Data for this task:
>>>

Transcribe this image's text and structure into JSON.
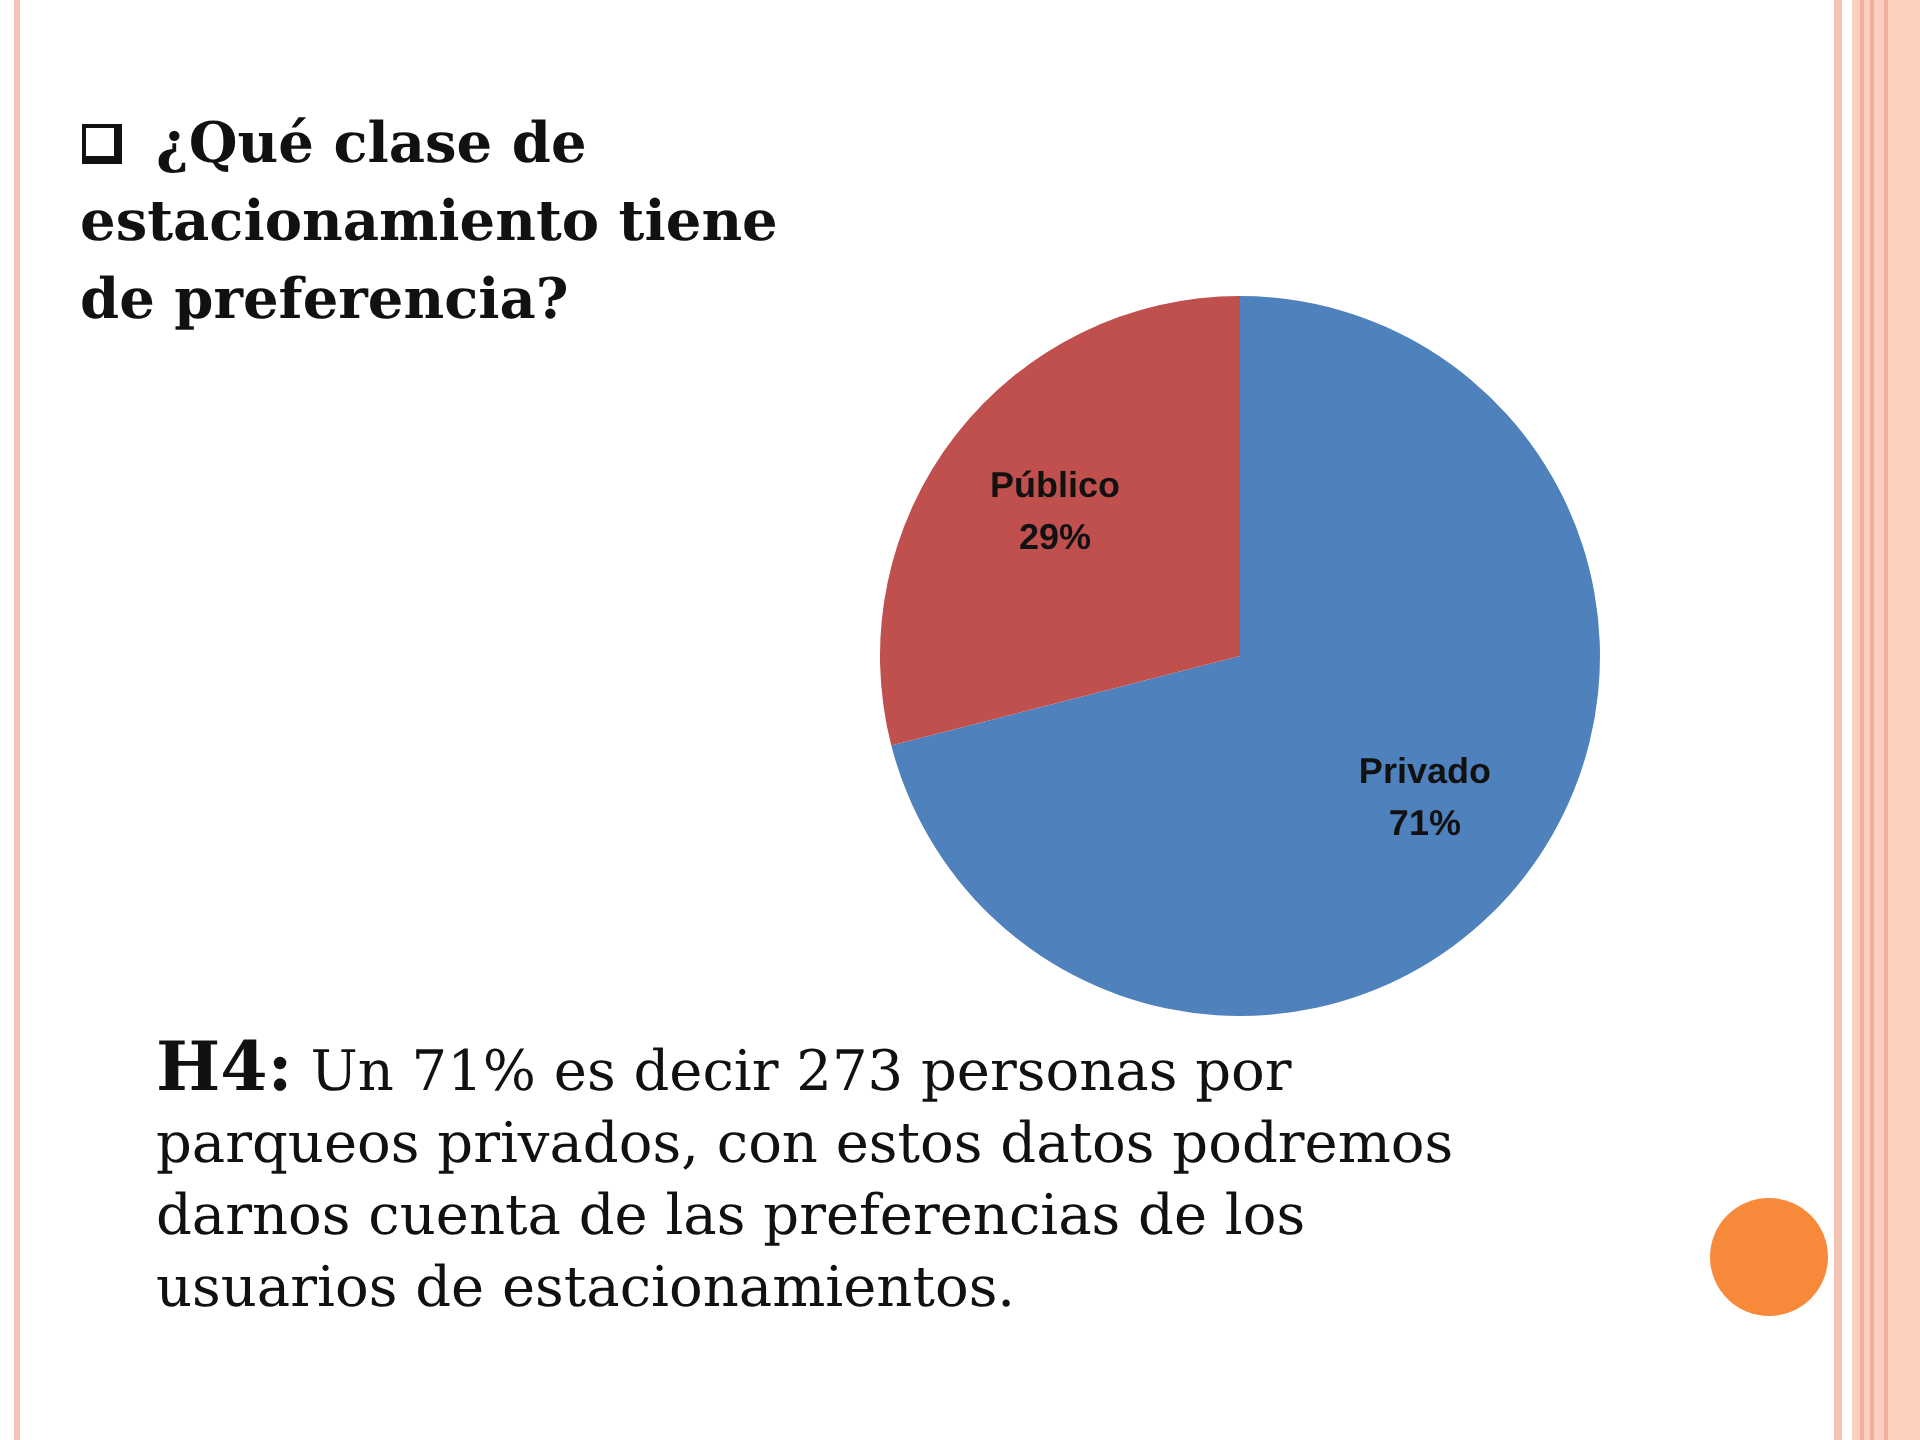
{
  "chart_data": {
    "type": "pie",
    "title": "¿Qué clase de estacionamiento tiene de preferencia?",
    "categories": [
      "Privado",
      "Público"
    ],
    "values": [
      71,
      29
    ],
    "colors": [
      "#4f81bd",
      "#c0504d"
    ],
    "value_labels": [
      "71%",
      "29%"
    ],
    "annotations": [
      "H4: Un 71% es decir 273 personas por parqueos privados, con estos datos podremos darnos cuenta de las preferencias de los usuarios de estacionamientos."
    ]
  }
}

<<<

Given exercise: Are you able to set down all the lines above exactly, without any pictures?

Answer for this exercise:
Transcribe this image's text and structure into JSON.
{
  "chart_data": {
    "type": "pie",
    "title": "¿Qué clase de estacionamiento tiene de preferencia?",
    "categories": [
      "Privado",
      "Público"
    ],
    "values": [
      71,
      29
    ],
    "colors": [
      "#4f81bd",
      "#c0504d"
    ],
    "value_labels": [
      "71%",
      "29%"
    ],
    "annotations": [
      "H4: Un 71% es decir 273 personas por parqueos privados, con estos datos podremos darnos cuenta de las preferencias de los usuarios de estacionamientos."
    ]
  }
}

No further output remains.